• **DIRECTIONS**:
Tally every line of the listing where the string "this" is found, and state the total alone.

··· AVAILABLE RECORDS ···

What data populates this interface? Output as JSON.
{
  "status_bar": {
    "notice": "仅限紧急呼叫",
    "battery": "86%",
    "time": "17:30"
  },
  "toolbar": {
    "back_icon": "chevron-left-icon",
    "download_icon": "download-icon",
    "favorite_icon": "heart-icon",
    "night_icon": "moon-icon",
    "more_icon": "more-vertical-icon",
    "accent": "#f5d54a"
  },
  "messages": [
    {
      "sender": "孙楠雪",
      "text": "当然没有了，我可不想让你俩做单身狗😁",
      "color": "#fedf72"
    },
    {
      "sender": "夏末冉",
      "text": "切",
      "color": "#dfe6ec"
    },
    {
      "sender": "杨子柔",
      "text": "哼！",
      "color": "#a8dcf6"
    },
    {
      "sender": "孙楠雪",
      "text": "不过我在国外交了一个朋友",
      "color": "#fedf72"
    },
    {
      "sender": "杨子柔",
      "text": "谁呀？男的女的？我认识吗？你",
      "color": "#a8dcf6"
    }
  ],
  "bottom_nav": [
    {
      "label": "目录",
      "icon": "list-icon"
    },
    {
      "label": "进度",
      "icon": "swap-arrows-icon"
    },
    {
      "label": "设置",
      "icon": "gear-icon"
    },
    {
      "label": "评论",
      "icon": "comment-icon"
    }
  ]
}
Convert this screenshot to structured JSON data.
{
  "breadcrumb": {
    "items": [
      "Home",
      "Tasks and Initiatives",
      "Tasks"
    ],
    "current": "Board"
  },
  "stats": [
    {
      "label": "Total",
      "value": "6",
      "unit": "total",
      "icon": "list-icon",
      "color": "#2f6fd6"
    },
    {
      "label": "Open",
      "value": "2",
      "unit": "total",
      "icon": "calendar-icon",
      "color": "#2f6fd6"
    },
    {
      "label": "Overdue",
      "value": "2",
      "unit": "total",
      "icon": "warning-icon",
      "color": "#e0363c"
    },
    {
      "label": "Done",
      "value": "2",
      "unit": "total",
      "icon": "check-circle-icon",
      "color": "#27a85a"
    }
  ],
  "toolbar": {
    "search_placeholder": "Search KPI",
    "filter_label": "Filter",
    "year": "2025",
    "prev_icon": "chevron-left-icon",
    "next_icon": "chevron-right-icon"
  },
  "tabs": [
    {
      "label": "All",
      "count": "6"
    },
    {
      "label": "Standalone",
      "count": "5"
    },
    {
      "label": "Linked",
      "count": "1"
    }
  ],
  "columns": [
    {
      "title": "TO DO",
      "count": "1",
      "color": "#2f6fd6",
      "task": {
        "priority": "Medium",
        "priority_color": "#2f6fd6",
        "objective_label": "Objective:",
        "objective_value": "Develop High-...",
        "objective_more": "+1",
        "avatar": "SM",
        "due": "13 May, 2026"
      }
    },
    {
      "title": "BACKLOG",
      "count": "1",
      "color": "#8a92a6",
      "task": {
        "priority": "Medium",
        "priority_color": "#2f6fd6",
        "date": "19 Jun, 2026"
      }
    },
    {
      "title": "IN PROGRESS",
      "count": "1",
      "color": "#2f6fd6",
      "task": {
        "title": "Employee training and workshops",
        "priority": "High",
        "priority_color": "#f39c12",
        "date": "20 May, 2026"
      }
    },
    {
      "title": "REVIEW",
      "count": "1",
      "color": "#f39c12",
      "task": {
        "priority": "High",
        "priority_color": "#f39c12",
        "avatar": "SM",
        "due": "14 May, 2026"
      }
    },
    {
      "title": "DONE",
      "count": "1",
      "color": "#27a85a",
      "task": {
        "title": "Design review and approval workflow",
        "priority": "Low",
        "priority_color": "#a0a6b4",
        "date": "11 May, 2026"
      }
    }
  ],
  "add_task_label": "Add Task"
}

···

• **SOLUTION**:
2